Supplied records:
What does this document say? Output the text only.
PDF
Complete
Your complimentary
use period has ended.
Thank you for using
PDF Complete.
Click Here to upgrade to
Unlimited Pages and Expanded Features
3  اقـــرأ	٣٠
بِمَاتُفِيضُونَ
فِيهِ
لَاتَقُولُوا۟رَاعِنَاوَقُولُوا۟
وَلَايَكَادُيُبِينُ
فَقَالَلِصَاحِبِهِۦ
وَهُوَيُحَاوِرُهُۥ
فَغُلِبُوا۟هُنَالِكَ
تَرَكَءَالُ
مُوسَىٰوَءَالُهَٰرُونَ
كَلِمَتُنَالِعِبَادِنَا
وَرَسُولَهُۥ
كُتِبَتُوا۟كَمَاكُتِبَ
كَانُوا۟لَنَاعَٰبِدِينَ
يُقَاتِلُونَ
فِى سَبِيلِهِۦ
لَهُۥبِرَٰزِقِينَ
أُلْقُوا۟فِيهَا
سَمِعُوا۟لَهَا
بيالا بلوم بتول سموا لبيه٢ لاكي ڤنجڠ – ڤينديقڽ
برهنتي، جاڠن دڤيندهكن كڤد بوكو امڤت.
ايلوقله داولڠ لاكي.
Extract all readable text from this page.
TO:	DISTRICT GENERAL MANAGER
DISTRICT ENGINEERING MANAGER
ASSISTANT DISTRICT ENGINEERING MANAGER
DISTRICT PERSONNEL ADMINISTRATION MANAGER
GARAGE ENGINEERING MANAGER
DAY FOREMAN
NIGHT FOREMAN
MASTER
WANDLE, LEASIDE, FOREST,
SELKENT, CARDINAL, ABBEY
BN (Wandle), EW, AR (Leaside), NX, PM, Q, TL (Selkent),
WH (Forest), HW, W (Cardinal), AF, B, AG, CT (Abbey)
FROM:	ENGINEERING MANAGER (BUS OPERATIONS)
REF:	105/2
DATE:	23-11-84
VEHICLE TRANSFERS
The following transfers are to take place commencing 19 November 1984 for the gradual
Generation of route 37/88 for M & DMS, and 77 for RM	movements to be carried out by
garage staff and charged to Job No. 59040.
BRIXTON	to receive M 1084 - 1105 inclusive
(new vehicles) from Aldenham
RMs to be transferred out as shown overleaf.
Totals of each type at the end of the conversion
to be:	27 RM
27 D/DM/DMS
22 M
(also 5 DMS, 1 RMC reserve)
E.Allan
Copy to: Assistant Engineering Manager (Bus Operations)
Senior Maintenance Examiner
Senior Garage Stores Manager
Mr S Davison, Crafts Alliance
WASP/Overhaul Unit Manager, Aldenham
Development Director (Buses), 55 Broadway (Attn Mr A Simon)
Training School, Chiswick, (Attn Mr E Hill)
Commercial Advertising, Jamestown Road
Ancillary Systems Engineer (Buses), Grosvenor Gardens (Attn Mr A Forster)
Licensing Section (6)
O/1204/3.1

What is needed: Copy down the whole of the data above, matching it exactly.

The response:
What does this document say? Output the text only.
PDF
Complete
Your complimentary
use period has ended.
Thank you for using
PDF Complete.
Click Here to upgrade to
Unlimited Pages and Expanded Features
3  اقـــرأ	٣٠
بِمَاتُفِيضُونَ
فِيهِ
لَاتَقُولُوا۟رَاعِنَاوَقُولُوا۟
وَلَايَكَادُيُبِينُ
فَقَالَلِصَاحِبِهِۦ
وَهُوَيُحَاوِرُهُۥ
فَغُلِبُوا۟هُنَالِكَ
تَرَكَءَالُ
مُوسَىٰوَءَالُهَٰرُونَ
كَلِمَتُنَالِعِبَادِنَا
وَرَسُولَهُۥ
كُتِبَتُوا۟كَمَاكُتِبَ
كَانُوا۟لَنَاعَٰبِدِينَ
يُقَاتِلُونَ
فِى سَبِيلِهِۦ
لَهُۥبِرَٰزِقِينَ
أُلْقُوا۟فِيهَا
سَمِعُوا۟لَهَا
بيالا بلوم بتول سموا لبيه٢ لاكي ڤنجڠ – ڤينديقڽ
برهنتي، جاڠن دڤيندهكن كڤد بوكو امڤت.
ايلوقله داولڠ لاكي.
Extract all readable text from this page.
TO:	DISTRICT GENERAL MANAGER
DISTRICT ENGINEERING MANAGER
ASSISTANT DISTRICT ENGINEERING MANAGER
DISTRICT PERSONNEL ADMINISTRATION MANAGER
GARAGE ENGINEERING MANAGER
DAY FOREMAN
NIGHT FOREMAN
MASTER
WANDLE, LEASIDE, FOREST,
SELKENT, CARDINAL, ABBEY
BN (Wandle), EW, AR (Leaside), NX, PM, Q, TL (Selkent),
WH (Forest), HW, W (Cardinal), AF, B, AG, CT (Abbey)
FROM:	ENGINEERING MANAGER (BUS OPERATIONS)
REF:	105/2
DATE:	23-11-84
VEHICLE TRANSFERS
The following transfers are to take place commencing 19 November 1984 for the gradual
Generation of route 37/88 for M & DMS, and 77 for RM	movements to be carried out by
garage staff and charged to Job No. 59040.
BRIXTON	to receive M 1084 - 1105 inclusive
(new vehicles) from Aldenham
RMs to be transferred out as shown overleaf.
Totals of each type at the end of the conversion
to be:	27 RM
27 D/DM/DMS
22 M
(also 5 DMS, 1 RMC reserve)
E.Allan
Copy to: Assistant Engineering Manager (Bus Operations)
Senior Maintenance Examiner
Senior Garage Stores Manager
Mr S Davison, Crafts Alliance
WASP/Overhaul Unit Manager, Aldenham
Development Director (Buses), 55 Broadway (Attn Mr A Simon)
Training School, Chiswick, (Attn Mr E Hill)
Commercial Advertising, Jamestown Road
Ancillary Systems Engineer (Buses), Grosvenor Gardens (Attn Mr A Forster)
Licensing Section (6)
O/1204/3.1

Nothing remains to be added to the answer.